● The exercise:
Check every line of the entries that follow, and copy the ones containing "title".

-- begin Extracted material --

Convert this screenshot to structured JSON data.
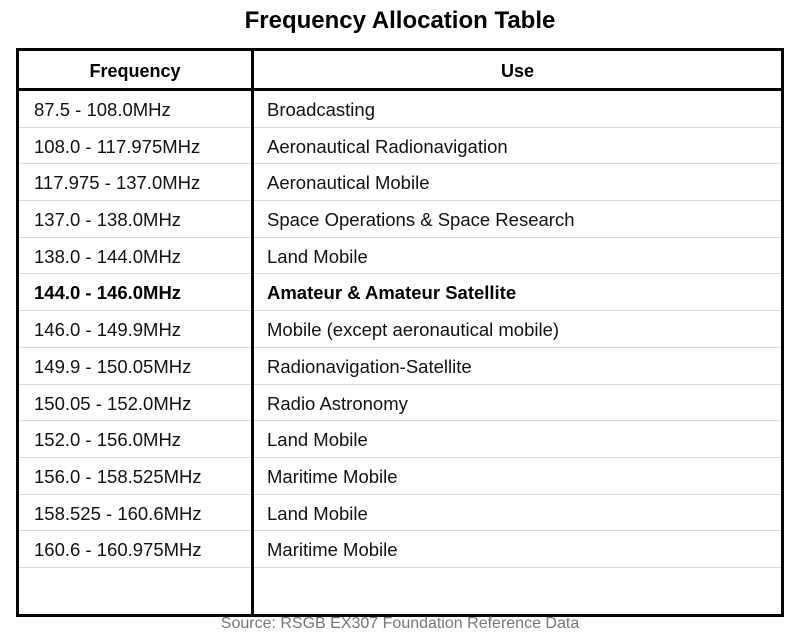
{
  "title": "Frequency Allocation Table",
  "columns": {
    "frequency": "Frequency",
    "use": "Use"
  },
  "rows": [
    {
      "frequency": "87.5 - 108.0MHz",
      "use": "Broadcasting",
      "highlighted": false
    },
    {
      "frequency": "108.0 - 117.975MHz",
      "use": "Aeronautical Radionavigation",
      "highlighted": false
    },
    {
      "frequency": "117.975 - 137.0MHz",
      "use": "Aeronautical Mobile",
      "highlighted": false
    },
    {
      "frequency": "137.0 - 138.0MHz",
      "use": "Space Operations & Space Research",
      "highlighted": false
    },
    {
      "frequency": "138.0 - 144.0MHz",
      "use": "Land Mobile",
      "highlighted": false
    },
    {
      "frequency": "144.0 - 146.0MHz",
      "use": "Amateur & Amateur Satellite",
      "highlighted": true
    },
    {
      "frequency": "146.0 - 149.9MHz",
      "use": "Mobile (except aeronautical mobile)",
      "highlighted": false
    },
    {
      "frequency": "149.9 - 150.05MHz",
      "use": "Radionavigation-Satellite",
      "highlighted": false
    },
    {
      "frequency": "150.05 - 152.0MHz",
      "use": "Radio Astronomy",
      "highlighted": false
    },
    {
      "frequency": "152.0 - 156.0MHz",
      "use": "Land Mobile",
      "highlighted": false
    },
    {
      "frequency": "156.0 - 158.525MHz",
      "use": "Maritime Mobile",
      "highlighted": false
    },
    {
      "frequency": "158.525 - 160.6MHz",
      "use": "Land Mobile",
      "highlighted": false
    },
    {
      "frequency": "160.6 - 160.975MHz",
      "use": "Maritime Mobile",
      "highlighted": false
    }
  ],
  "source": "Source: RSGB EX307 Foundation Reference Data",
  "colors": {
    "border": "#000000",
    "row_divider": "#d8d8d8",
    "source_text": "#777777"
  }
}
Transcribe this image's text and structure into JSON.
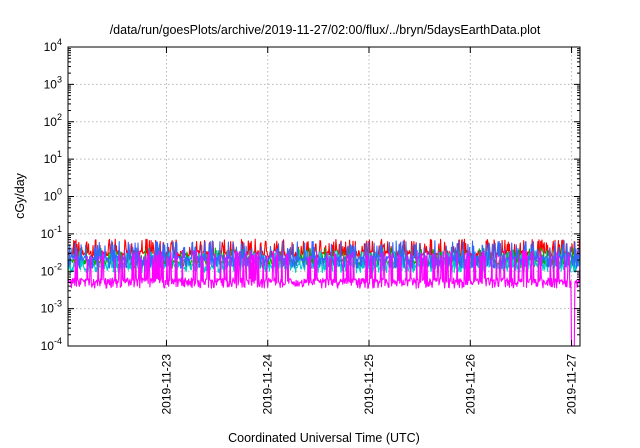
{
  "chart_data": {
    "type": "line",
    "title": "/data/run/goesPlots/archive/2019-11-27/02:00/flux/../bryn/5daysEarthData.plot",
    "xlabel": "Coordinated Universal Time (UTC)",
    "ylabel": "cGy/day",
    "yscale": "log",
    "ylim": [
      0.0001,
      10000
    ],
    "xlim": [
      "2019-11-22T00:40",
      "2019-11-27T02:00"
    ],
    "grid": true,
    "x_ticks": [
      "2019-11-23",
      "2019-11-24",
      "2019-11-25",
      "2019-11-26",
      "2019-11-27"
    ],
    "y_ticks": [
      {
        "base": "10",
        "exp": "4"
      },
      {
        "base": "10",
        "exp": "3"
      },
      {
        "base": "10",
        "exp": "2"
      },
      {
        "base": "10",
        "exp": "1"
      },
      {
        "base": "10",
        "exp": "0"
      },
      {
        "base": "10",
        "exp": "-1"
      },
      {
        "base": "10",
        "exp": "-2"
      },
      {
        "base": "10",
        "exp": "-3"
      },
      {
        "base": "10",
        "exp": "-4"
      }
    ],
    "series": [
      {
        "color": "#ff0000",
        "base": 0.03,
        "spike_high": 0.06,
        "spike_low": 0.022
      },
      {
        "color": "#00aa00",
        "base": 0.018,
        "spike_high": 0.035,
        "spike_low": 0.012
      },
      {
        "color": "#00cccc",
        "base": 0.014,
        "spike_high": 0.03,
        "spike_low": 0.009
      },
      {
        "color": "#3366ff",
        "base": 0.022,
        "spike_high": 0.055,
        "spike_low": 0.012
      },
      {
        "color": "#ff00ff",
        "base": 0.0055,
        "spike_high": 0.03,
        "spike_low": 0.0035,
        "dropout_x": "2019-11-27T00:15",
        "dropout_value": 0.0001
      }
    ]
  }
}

-- end Extracted material --

● Finished exercise:
  "title": "Frequency Allocation Table",
    "title": "/data/run/goesPlots/archive/2019-11-27/02:00/flux/../bryn/5daysEarthData.plot",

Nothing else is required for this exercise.